**Exercise**:
Repeat the material in full. Keep every line exactly as it is.

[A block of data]
▬▬▬

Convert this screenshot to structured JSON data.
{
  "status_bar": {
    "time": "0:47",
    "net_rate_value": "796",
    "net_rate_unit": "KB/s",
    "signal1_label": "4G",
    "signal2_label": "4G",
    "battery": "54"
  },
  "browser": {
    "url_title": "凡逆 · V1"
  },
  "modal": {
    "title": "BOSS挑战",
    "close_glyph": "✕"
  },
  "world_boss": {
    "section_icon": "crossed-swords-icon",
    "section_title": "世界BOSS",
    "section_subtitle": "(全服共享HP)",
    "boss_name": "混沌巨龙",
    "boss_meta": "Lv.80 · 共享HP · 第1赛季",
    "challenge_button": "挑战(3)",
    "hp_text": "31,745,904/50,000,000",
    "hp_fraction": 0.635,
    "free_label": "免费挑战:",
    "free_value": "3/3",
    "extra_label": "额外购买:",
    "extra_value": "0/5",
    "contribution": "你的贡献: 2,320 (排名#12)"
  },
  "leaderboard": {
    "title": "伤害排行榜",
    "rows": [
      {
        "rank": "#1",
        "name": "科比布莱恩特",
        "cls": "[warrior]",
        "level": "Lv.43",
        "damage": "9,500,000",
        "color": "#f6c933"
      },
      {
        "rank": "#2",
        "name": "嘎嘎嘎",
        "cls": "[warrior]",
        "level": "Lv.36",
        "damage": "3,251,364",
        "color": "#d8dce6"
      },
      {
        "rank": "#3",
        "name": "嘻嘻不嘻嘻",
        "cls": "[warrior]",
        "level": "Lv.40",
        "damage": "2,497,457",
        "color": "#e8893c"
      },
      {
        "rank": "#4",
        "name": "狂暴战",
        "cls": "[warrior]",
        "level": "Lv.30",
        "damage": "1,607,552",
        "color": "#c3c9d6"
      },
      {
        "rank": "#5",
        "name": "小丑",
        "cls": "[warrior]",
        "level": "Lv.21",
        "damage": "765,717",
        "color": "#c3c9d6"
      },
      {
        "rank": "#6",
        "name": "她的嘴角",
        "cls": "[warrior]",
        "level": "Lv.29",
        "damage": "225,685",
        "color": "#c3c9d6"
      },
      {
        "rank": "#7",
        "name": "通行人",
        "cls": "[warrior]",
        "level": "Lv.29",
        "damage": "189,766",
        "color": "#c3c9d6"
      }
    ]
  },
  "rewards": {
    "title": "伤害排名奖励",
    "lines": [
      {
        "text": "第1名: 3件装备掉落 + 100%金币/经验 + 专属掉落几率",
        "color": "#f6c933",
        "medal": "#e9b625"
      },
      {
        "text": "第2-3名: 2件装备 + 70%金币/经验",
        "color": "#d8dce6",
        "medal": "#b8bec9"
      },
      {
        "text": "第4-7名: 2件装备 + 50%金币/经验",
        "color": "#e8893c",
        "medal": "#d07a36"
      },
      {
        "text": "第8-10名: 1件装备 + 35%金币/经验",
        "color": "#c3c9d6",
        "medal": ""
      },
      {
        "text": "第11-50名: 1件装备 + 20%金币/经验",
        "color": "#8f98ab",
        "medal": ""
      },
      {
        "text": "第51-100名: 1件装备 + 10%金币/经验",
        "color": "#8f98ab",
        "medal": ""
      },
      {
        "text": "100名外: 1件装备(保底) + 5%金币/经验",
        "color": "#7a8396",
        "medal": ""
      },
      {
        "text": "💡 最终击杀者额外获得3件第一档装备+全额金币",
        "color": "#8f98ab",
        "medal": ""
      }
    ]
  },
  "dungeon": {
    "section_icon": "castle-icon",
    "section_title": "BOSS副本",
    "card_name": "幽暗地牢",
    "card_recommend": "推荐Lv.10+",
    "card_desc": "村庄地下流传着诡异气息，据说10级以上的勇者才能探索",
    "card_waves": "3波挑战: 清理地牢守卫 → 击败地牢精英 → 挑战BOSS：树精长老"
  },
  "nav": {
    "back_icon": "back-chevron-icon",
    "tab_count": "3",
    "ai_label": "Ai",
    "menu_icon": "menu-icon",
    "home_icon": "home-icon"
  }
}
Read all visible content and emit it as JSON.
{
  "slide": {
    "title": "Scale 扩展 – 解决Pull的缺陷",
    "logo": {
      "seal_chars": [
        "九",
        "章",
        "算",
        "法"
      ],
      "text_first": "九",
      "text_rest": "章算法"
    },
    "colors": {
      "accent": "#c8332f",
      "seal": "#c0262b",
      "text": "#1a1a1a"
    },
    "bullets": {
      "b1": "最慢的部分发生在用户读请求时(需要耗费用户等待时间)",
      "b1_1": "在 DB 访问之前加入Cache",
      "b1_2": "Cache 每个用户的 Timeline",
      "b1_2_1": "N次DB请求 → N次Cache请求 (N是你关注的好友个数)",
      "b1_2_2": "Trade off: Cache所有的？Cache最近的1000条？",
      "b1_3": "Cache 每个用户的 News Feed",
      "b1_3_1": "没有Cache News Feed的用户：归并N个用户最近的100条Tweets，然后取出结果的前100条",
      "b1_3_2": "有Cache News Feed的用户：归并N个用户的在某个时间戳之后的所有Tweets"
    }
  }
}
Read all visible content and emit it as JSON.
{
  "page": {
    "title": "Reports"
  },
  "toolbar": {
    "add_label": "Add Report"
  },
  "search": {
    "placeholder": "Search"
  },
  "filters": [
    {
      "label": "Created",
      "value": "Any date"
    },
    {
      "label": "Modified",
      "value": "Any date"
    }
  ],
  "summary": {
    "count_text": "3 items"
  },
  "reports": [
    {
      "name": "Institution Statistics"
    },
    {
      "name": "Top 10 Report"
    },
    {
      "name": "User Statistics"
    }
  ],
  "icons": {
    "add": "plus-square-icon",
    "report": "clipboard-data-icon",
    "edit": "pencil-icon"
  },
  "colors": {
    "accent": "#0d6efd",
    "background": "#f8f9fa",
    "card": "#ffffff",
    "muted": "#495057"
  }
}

▬▬▬

**Written response**:
Convert this screenshot to structured JSON data.
{
  "status_bar": {
    "time": "0:47",
    "net_rate_value": "796",
    "net_rate_unit": "KB/s",
    "signal1_label": "4G",
    "signal2_label": "4G",
    "battery": "54"
  },
  "browser": {
    "url_title": "凡逆 · V1"
  },
  "modal": {
    "title": "BOSS挑战",
    "close_glyph": "✕"
  },
  "world_boss": {
    "section_icon": "crossed-swords-icon",
    "section_title": "世界BOSS",
    "section_subtitle": "(全服共享HP)",
    "boss_name": "混沌巨龙",
    "boss_meta": "Lv.80 · 共享HP · 第1赛季",
    "challenge_button": "挑战(3)",
    "hp_text": "31,745,904/50,000,000",
    "hp_fraction": 0.635,
    "free_label": "免费挑战:",
    "free_value": "3/3",
    "extra_label": "额外购买:",
    "extra_value": "0/5",
    "contribution": "你的贡献: 2,320 (排名#12)"
  },
  "leaderboard": {
    "title": "伤害排行榜",
    "rows": [
      {
        "rank": "#1",
        "name": "科比布莱恩特",
        "cls": "[warrior]",
        "level": "Lv.43",
        "damage": "9,500,000",
        "color": "#f6c933"
      },
      {
        "rank": "#2",
        "name": "嘎嘎嘎",
        "cls": "[warrior]",
        "level": "Lv.36",
        "damage": "3,251,364",
        "color": "#d8dce6"
      },
      {
        "rank": "#3",
        "name": "嘻嘻不嘻嘻",
        "cls": "[warrior]",
        "level": "Lv.40",
        "damage": "2,497,457",
        "color": "#e8893c"
      },
      {
        "rank": "#4",
        "name": "狂暴战",
        "cls": "[warrior]",
        "level": "Lv.30",
        "damage": "1,607,552",
        "color": "#c3c9d6"
      },
      {
        "rank": "#5",
        "name": "小丑",
        "cls": "[warrior]",
        "level": "Lv.21",
        "damage": "765,717",
        "color": "#c3c9d6"
      },
      {
        "rank": "#6",
        "name": "她的嘴角",
        "cls": "[warrior]",
        "level": "Lv.29",
        "damage": "225,685",
        "color": "#c3c9d6"
      },
      {
        "rank": "#7",
        "name": "通行人",
        "cls": "[warrior]",
        "level": "Lv.29",
        "damage": "189,766",
        "color": "#c3c9d6"
      }
    ]
  },
  "rewards": {
    "title": "伤害排名奖励",
    "lines": [
      {
        "text": "第1名: 3件装备掉落 + 100%金币/经验 + 专属掉落几率",
        "color": "#f6c933",
        "medal": "#e9b625"
      },
      {
        "text": "第2-3名: 2件装备 + 70%金币/经验",
        "color": "#d8dce6",
        "medal": "#b8bec9"
      },
      {
        "text": "第4-7名: 2件装备 + 50%金币/经验",
        "color": "#e8893c",
        "medal": "#d07a36"
      },
      {
        "text": "第8-10名: 1件装备 + 35%金币/经验",
        "color": "#c3c9d6",
        "medal": ""
      },
      {
        "text": "第11-50名: 1件装备 + 20%金币/经验",
        "color": "#8f98ab",
        "medal": ""
      },
      {
        "text": "第51-100名: 1件装备 + 10%金币/经验",
        "color": "#8f98ab",
        "medal": ""
      },
      {
        "text": "100名外: 1件装备(保底) + 5%金币/经验",
        "color": "#7a8396",
        "medal": ""
      },
      {
        "text": "💡 最终击杀者额外获得3件第一档装备+全额金币",
        "color": "#8f98ab",
        "medal": ""
      }
    ]
  },
  "dungeon": {
    "section_icon": "castle-icon",
    "section_title": "BOSS副本",
    "card_name": "幽暗地牢",
    "card_recommend": "推荐Lv.10+",
    "card_desc": "村庄地下流传着诡异气息，据说10级以上的勇者才能探索",
    "card_waves": "3波挑战: 清理地牢守卫 → 击败地牢精英 → 挑战BOSS：树精长老"
  },
  "nav": {
    "back_icon": "back-chevron-icon",
    "tab_count": "3",
    "ai_label": "Ai",
    "menu_icon": "menu-icon",
    "home_icon": "home-icon"
  }
}
Read all visible content and emit it as JSON.
{
  "slide": {
    "title": "Scale 扩展 – 解决Pull的缺陷",
    "logo": {
      "seal_chars": [
        "九",
        "章",
        "算",
        "法"
      ],
      "text_first": "九",
      "text_rest": "章算法"
    },
    "colors": {
      "accent": "#c8332f",
      "seal": "#c0262b",
      "text": "#1a1a1a"
    },
    "bullets": {
      "b1": "最慢的部分发生在用户读请求时(需要耗费用户等待时间)",
      "b1_1": "在 DB 访问之前加入Cache",
      "b1_2": "Cache 每个用户的 Timeline",
      "b1_2_1": "N次DB请求 → N次Cache请求 (N是你关注的好友个数)",
      "b1_2_2": "Trade off: Cache所有的？Cache最近的1000条？",
      "b1_3": "Cache 每个用户的 News Feed",
      "b1_3_1": "没有Cache News Feed的用户：归并N个用户最近的100条Tweets，然后取出结果的前100条",
      "b1_3_2": "有Cache News Feed的用户：归并N个用户的在某个时间戳之后的所有Tweets"
    }
  }
}
Read all visible content and emit it as JSON.
{
  "page": {
    "title": "Reports"
  },
  "toolbar": {
    "add_label": "Add Report"
  },
  "search": {
    "placeholder": "Search"
  },
  "filters": [
    {
      "label": "Created",
      "value": "Any date"
    },
    {
      "label": "Modified",
      "value": "Any date"
    }
  ],
  "summary": {
    "count_text": "3 items"
  },
  "reports": [
    {
      "name": "Institution Statistics"
    },
    {
      "name": "Top 10 Report"
    },
    {
      "name": "User Statistics"
    }
  ],
  "icons": {
    "add": "plus-square-icon",
    "report": "clipboard-data-icon",
    "edit": "pencil-icon"
  },
  "colors": {
    "accent": "#0d6efd",
    "background": "#f8f9fa",
    "card": "#ffffff",
    "muted": "#495057"
  }
}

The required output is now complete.